* [Your instructions]
Return all entries precisely as they stand, without the images.

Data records

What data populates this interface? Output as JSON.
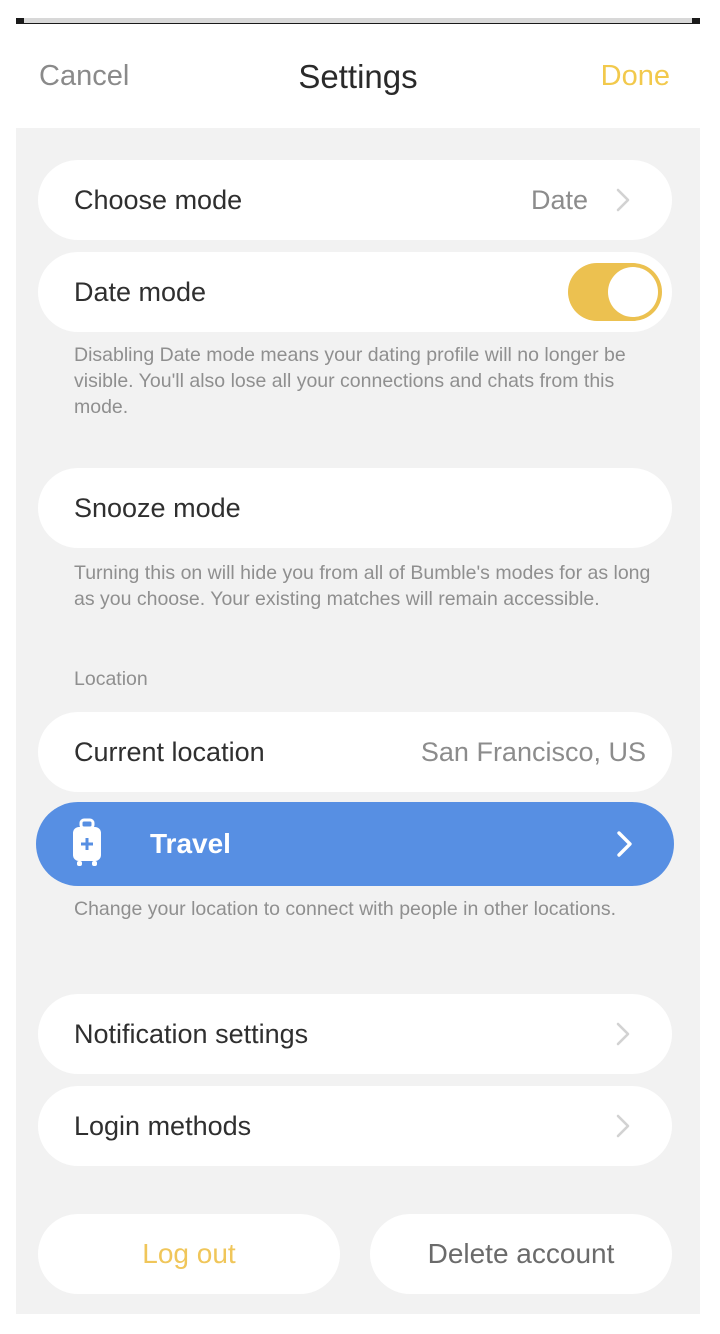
{
  "nav": {
    "cancel_label": "Cancel",
    "title": "Settings",
    "done_label": "Done"
  },
  "choose_mode": {
    "label": "Choose mode",
    "value": "Date"
  },
  "date_mode": {
    "label": "Date mode",
    "toggle_on": true,
    "note": "Disabling Date mode means your dating profile will no longer be visible. You'll also lose all your connections and chats from this mode."
  },
  "snooze_mode": {
    "label": "Snooze mode",
    "note": "Turning this on will hide you from all of Bumble's modes for as long as you choose. Your existing matches will remain accessible."
  },
  "location": {
    "section_label": "Location",
    "current_label": "Current location",
    "current_value": "San Francisco, US",
    "travel_label": "Travel",
    "travel_note": "Change your location to connect with people in other locations."
  },
  "notification_settings": {
    "label": "Notification settings"
  },
  "login_methods": {
    "label": "Login methods"
  },
  "footer": {
    "logout_label": "Log out",
    "delete_label": "Delete account"
  },
  "colors": {
    "accent_yellow": "#f2c94c",
    "toggle_yellow": "#ecc150",
    "travel_blue": "#578fe3",
    "background": "#f2f2f2"
  },
  "icons": {
    "chevron": "chevron-right-icon",
    "travel": "suitcase-icon"
  }
}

* [Exercise output]
What data populates this interface? Output as JSON.
{
  "nav": {
    "cancel_label": "Cancel",
    "title": "Settings",
    "done_label": "Done"
  },
  "choose_mode": {
    "label": "Choose mode",
    "value": "Date"
  },
  "date_mode": {
    "label": "Date mode",
    "toggle_on": true,
    "note": "Disabling Date mode means your dating profile will no longer be visible. You'll also lose all your connections and chats from this mode."
  },
  "snooze_mode": {
    "label": "Snooze mode",
    "note": "Turning this on will hide you from all of Bumble's modes for as long as you choose. Your existing matches will remain accessible."
  },
  "location": {
    "section_label": "Location",
    "current_label": "Current location",
    "current_value": "San Francisco, US",
    "travel_label": "Travel",
    "travel_note": "Change your location to connect with people in other locations."
  },
  "notification_settings": {
    "label": "Notification settings"
  },
  "login_methods": {
    "label": "Login methods"
  },
  "footer": {
    "logout_label": "Log out",
    "delete_label": "Delete account"
  },
  "colors": {
    "accent_yellow": "#f2c94c",
    "toggle_yellow": "#ecc150",
    "travel_blue": "#578fe3",
    "background": "#f2f2f2"
  },
  "icons": {
    "chevron": "chevron-right-icon",
    "travel": "suitcase-icon"
  }
}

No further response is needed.